#### WRITTEN INSTRUCTION
Transcribe all records exactly.

#### PROVIDED RECORDS
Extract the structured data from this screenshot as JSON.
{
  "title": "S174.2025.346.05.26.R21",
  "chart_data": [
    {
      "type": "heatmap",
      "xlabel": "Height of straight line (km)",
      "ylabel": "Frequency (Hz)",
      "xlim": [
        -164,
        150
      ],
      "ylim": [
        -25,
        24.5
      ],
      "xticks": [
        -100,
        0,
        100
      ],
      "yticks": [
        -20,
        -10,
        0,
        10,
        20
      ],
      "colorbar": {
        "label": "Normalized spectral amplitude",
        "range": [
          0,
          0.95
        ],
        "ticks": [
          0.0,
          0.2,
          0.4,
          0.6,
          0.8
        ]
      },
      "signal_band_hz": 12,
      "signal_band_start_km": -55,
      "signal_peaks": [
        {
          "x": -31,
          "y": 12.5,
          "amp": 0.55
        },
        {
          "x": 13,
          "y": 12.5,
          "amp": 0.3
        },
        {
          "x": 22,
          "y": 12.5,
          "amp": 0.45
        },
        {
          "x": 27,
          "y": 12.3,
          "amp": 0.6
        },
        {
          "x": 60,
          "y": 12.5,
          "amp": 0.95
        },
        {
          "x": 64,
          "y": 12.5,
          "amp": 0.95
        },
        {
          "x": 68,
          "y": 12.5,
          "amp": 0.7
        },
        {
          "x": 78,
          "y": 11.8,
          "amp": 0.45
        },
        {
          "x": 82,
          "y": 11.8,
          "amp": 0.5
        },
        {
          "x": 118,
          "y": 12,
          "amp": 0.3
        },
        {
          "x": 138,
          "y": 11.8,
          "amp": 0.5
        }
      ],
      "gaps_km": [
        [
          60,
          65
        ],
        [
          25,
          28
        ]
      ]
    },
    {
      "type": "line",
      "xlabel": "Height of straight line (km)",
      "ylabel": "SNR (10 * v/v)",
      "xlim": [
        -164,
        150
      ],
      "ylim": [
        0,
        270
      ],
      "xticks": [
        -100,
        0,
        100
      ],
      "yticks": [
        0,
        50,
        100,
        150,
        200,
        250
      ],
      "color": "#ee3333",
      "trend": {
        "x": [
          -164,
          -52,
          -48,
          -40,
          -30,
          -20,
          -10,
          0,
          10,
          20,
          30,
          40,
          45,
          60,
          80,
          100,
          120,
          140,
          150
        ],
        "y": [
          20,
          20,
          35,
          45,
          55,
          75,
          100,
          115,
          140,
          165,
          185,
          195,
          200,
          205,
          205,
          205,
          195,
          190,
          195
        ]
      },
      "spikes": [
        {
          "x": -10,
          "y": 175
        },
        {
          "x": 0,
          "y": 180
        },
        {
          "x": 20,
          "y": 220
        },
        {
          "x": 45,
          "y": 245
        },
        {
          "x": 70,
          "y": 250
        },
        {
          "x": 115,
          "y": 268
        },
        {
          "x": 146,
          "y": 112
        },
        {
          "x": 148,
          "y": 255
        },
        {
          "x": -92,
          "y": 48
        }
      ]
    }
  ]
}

#### ANSWER FOR THIS EXERCISE
Extract the structured data from this screenshot as JSON.
{
  "title": "S174.2025.346.05.26.R21",
  "chart_data": [
    {
      "type": "heatmap",
      "xlabel": "Height of straight line (km)",
      "ylabel": "Frequency (Hz)",
      "xlim": [
        -164,
        150
      ],
      "ylim": [
        -25,
        24.5
      ],
      "xticks": [
        -100,
        0,
        100
      ],
      "yticks": [
        -20,
        -10,
        0,
        10,
        20
      ],
      "colorbar": {
        "label": "Normalized spectral amplitude",
        "range": [
          0,
          0.95
        ],
        "ticks": [
          0.0,
          0.2,
          0.4,
          0.6,
          0.8
        ]
      },
      "signal_band_hz": 12,
      "signal_band_start_km": -55,
      "signal_peaks": [
        {
          "x": -31,
          "y": 12.5,
          "amp": 0.55
        },
        {
          "x": 13,
          "y": 12.5,
          "amp": 0.3
        },
        {
          "x": 22,
          "y": 12.5,
          "amp": 0.45
        },
        {
          "x": 27,
          "y": 12.3,
          "amp": 0.6
        },
        {
          "x": 60,
          "y": 12.5,
          "amp": 0.95
        },
        {
          "x": 64,
          "y": 12.5,
          "amp": 0.95
        },
        {
          "x": 68,
          "y": 12.5,
          "amp": 0.7
        },
        {
          "x": 78,
          "y": 11.8,
          "amp": 0.45
        },
        {
          "x": 82,
          "y": 11.8,
          "amp": 0.5
        },
        {
          "x": 118,
          "y": 12,
          "amp": 0.3
        },
        {
          "x": 138,
          "y": 11.8,
          "amp": 0.5
        }
      ],
      "gaps_km": [
        [
          60,
          65
        ],
        [
          25,
          28
        ]
      ]
    },
    {
      "type": "line",
      "xlabel": "Height of straight line (km)",
      "ylabel": "SNR (10 * v/v)",
      "xlim": [
        -164,
        150
      ],
      "ylim": [
        0,
        270
      ],
      "xticks": [
        -100,
        0,
        100
      ],
      "yticks": [
        0,
        50,
        100,
        150,
        200,
        250
      ],
      "color": "#ee3333",
      "trend": {
        "x": [
          -164,
          -52,
          -48,
          -40,
          -30,
          -20,
          -10,
          0,
          10,
          20,
          30,
          40,
          45,
          60,
          80,
          100,
          120,
          140,
          150
        ],
        "y": [
          20,
          20,
          35,
          45,
          55,
          75,
          100,
          115,
          140,
          165,
          185,
          195,
          200,
          205,
          205,
          205,
          195,
          190,
          195
        ]
      },
      "spikes": [
        {
          "x": -10,
          "y": 175
        },
        {
          "x": 0,
          "y": 180
        },
        {
          "x": 20,
          "y": 220
        },
        {
          "x": 45,
          "y": 245
        },
        {
          "x": 70,
          "y": 250
        },
        {
          "x": 115,
          "y": 268
        },
        {
          "x": 146,
          "y": 112
        },
        {
          "x": 148,
          "y": 255
        },
        {
          "x": -92,
          "y": 48
        }
      ]
    }
  ]
}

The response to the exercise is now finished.